→ **WHAT YOU ARE ASKED TO DO**
Write only the number of lines holding the string "right".

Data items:
== == ==

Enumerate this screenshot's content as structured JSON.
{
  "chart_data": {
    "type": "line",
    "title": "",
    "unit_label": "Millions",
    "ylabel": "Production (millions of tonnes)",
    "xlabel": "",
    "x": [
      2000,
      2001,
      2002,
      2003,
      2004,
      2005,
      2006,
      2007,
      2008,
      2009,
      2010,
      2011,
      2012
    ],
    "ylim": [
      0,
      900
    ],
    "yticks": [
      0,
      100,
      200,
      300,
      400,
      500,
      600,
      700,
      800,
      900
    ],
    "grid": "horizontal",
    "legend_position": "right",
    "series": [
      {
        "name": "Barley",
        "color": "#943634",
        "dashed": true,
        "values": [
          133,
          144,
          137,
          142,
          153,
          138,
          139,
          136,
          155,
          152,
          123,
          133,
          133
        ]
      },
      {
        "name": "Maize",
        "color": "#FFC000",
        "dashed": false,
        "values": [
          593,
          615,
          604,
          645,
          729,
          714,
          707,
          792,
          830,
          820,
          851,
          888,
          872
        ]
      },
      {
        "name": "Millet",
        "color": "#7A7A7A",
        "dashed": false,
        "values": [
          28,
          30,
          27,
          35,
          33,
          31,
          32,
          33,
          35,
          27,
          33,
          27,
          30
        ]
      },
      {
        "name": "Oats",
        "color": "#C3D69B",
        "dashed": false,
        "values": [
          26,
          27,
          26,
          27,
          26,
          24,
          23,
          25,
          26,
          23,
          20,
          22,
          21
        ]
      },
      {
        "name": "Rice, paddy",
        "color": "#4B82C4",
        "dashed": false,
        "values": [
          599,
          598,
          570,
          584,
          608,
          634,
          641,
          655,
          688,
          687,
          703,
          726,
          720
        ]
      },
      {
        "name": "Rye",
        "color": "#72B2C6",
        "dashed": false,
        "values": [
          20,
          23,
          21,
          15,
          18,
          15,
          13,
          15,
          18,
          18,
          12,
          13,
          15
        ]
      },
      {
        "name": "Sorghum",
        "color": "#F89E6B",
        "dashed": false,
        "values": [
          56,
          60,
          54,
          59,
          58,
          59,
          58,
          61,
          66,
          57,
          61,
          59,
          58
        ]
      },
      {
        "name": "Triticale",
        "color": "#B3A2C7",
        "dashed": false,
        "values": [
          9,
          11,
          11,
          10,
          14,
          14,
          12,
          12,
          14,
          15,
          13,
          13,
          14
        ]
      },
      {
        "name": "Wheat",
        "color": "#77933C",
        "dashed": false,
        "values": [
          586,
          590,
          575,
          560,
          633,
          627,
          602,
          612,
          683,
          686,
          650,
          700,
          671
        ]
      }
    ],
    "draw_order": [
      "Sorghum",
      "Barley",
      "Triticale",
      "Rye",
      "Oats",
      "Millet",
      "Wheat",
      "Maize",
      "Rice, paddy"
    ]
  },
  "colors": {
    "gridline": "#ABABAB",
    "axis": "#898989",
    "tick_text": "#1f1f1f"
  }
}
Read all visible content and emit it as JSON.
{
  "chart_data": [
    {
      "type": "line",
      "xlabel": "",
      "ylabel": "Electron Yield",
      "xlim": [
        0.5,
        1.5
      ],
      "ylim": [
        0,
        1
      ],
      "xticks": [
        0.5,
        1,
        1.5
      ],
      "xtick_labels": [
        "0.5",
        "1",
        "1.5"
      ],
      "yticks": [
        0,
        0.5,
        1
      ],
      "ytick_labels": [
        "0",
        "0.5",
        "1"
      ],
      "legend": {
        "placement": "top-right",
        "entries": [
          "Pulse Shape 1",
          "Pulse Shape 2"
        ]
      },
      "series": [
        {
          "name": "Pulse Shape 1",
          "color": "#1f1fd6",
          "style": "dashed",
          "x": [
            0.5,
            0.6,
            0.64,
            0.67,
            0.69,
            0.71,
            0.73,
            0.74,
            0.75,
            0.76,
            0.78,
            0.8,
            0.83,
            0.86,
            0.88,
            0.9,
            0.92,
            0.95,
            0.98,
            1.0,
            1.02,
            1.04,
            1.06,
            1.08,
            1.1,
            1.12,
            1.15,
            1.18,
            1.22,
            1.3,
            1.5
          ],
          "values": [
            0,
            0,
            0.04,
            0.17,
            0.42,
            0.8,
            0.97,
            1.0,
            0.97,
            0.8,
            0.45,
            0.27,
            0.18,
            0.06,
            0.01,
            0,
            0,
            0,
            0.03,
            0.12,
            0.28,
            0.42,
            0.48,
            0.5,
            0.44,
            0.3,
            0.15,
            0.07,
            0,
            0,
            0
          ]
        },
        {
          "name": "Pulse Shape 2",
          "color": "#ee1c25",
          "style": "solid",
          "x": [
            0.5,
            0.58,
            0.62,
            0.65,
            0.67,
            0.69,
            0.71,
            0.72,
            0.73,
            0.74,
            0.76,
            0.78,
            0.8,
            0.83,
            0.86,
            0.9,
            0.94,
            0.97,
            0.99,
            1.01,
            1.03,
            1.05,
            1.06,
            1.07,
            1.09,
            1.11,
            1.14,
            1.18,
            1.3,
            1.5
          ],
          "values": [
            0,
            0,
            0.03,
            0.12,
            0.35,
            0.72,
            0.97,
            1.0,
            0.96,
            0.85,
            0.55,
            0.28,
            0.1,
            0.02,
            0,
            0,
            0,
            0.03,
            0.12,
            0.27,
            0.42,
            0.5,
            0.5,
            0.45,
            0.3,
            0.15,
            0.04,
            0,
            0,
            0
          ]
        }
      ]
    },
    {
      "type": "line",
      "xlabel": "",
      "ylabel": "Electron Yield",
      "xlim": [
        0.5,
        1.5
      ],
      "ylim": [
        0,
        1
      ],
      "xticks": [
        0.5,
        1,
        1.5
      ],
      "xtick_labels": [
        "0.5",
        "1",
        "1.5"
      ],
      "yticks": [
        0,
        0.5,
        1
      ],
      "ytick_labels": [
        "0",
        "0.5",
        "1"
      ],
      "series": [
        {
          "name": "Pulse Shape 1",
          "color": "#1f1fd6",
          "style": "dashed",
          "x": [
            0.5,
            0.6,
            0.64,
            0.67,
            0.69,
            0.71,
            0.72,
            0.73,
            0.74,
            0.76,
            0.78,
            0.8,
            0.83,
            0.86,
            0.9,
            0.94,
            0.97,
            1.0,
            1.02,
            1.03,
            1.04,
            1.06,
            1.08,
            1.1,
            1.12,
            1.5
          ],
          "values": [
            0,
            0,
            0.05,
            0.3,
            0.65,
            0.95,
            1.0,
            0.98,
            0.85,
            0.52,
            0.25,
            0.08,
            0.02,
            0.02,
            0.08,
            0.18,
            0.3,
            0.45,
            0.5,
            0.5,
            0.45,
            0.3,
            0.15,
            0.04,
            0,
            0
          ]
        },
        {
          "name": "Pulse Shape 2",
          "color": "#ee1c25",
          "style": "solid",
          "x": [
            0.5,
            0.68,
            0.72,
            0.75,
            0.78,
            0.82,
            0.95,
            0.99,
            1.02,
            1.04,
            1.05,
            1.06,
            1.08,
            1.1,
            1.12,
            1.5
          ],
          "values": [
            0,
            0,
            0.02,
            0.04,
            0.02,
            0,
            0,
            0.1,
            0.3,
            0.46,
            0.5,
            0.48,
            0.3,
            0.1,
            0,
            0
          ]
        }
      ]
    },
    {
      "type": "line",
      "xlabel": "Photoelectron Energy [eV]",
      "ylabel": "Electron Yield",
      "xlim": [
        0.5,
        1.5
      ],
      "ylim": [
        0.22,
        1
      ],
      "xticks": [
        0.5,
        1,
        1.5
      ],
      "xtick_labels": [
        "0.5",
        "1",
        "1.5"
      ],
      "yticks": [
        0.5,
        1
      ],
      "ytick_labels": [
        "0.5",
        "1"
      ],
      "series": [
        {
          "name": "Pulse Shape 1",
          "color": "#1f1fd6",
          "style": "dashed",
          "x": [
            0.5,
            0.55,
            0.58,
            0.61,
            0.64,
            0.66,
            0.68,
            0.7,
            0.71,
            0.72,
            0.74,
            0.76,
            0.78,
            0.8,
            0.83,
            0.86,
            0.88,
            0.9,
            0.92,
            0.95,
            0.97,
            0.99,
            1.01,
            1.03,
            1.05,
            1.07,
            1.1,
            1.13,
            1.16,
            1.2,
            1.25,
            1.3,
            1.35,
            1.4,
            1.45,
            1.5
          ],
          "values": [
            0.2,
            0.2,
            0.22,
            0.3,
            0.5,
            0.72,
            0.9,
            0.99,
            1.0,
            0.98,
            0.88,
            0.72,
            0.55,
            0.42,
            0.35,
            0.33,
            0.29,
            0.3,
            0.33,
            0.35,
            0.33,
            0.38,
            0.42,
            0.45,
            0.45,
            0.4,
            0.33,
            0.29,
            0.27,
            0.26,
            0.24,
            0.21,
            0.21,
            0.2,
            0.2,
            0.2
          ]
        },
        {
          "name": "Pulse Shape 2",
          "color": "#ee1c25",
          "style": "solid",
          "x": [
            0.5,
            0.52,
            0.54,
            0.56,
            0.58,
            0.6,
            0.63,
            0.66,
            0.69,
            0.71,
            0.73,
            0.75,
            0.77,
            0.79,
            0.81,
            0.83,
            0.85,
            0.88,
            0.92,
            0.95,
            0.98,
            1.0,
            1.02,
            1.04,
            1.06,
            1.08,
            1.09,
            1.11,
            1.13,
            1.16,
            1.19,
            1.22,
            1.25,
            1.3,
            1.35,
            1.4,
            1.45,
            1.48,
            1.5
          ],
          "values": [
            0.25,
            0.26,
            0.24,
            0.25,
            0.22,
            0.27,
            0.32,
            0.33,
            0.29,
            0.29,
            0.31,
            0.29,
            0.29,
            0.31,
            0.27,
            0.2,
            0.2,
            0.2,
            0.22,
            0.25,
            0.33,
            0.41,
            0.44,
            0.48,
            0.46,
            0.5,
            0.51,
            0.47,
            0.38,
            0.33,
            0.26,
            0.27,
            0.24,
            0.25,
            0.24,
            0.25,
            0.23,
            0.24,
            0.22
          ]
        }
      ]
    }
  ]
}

== == ==

→ **FULL RESPONSE**
2